→ Required work
Leaving out the pictures, retype all the material exactly.

Saved entries
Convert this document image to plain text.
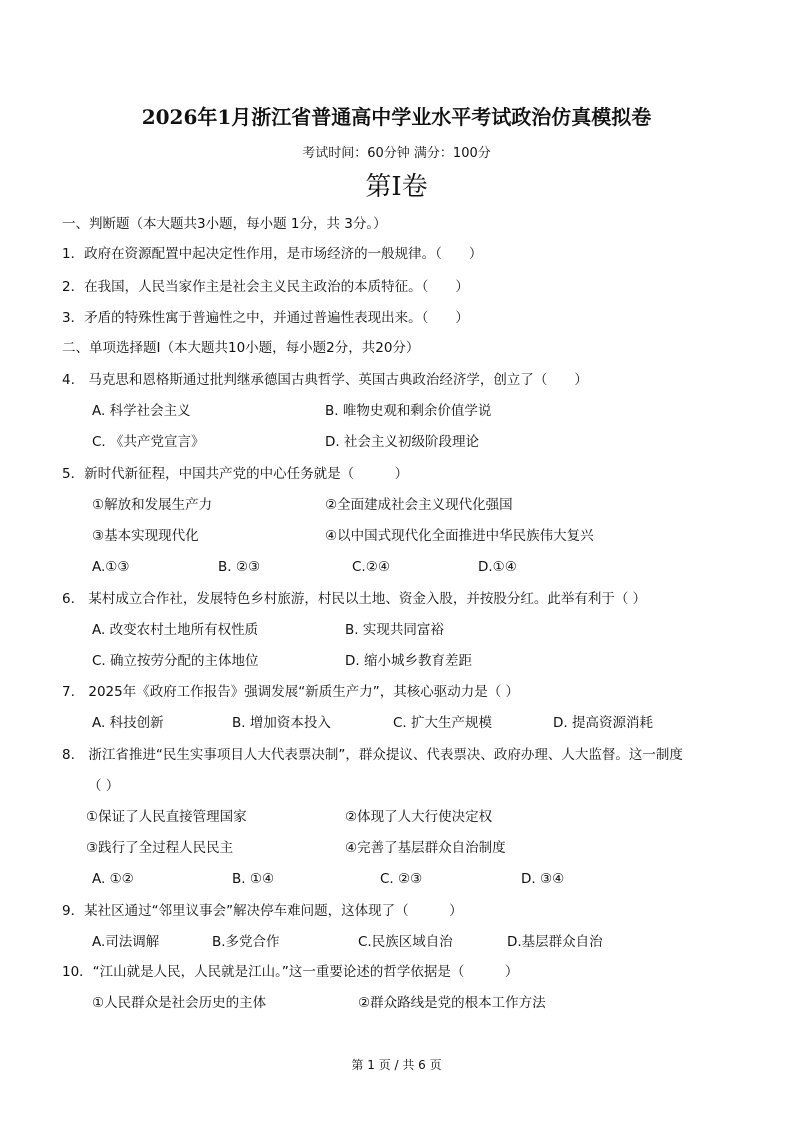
2026年1月浙江省普通高中学业水平考试政治仿真模拟卷
考试时间：60分钟 满分：100分
第Ⅰ卷
一、判断题（本大题共3小题，每小题 1分，共 3分。）
1．政府在资源配置中起决定性作用，是市场经济的一般规律。（　　）
2．在我国，人民当家作主是社会主义民主政治的本质特征。（　　）
3．矛盾的特殊性寓于普遍性之中，并通过普遍性表现出来。（　　）
二、单项选择题Ⅰ（本大题共10小题，每小题2分，共20分）
4.　马克思和恩格斯通过批判继承德国古典哲学、英国古典政治经济学，创立了（　　）
A. 科学社会主义	B. 唯物史观和剩余价值学说
C. 《共产党宣言》	D. 社会主义初级阶段理论
5．新时代新征程，中国共产党的中心任务就是（　　　）
①解放和发展生产力	②全面建成社会主义现代化强国
③基本实现现代化	④以中国式现代化全面推进中华民族伟大复兴
A.①③	B. ②③	C.②④	D.①④
6.　某村成立合作社，发展特色乡村旅游，村民以土地、资金入股，并按股分红。此举有利于（ ）
A. 改变农村土地所有权性质	B. 实现共同富裕
C. 确立按劳分配的主体地位	D. 缩小城乡教育差距
7.　2025年《政府工作报告》强调发展“新质生产力”，其核心驱动力是（ ）
A. 科技创新	B. 增加资本投入	C. 扩大生产规模	D. 提高资源消耗
8.　浙江省推进“民生实事项目人大代表票决制”，群众提议、代表票决、政府办理、人大监督。这一制度
（ ）
①保证了人民直接管理国家	②体现了人大行使决定权
③践行了全过程人民民主	④完善了基层群众自治制度
A. ①②	B. ①④	C. ②③	D. ③④
9．某社区通过“邻里议事会”解决停车难问题，这体现了（　　　）
A.司法调解	B.多党合作	C.民族区域自治	D.基层群众自治
10．“江山就是人民，人民就是江山。”这一重要论述的哲学依据是（　　　）
①人民群众是社会历史的主体	②群众路线是党的根本工作方法
第 1 页 / 共 6 页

→ Exercise solution
Convert this document image to plain text.
2026年1月浙江省普通高中学业水平考试政治仿真模拟卷
考试时间：60分钟 满分：100分
第Ⅰ卷
一、判断题（本大题共3小题，每小题 1分，共 3分。）
1．政府在资源配置中起决定性作用，是市场经济的一般规律。（　　）
2．在我国，人民当家作主是社会主义民主政治的本质特征。（　　）
3．矛盾的特殊性寓于普遍性之中，并通过普遍性表现出来。（　　）
二、单项选择题Ⅰ（本大题共10小题，每小题2分，共20分）
4.　马克思和恩格斯通过批判继承德国古典哲学、英国古典政治经济学，创立了（　　）
A. 科学社会主义	B. 唯物史观和剩余价值学说
C. 《共产党宣言》	D. 社会主义初级阶段理论
5．新时代新征程，中国共产党的中心任务就是（　　　）
①解放和发展生产力	②全面建成社会主义现代化强国
③基本实现现代化	④以中国式现代化全面推进中华民族伟大复兴
A.①③	B. ②③	C.②④	D.①④
6.　某村成立合作社，发展特色乡村旅游，村民以土地、资金入股，并按股分红。此举有利于（ ）
A. 改变农村土地所有权性质	B. 实现共同富裕
C. 确立按劳分配的主体地位	D. 缩小城乡教育差距
7.　2025年《政府工作报告》强调发展“新质生产力”，其核心驱动力是（ ）
A. 科技创新	B. 增加资本投入	C. 扩大生产规模	D. 提高资源消耗
8.　浙江省推进“民生实事项目人大代表票决制”，群众提议、代表票决、政府办理、人大监督。这一制度
（ ）
①保证了人民直接管理国家	②体现了人大行使决定权
③践行了全过程人民民主	④完善了基层群众自治制度
A. ①②	B. ①④	C. ②③	D. ③④
9．某社区通过“邻里议事会”解决停车难问题，这体现了（　　　）
A.司法调解	B.多党合作	C.民族区域自治	D.基层群众自治
10．“江山就是人民，人民就是江山。”这一重要论述的哲学依据是（　　　）
①人民群众是社会历史的主体	②群众路线是党的根本工作方法
第 1 页 / 共 6 页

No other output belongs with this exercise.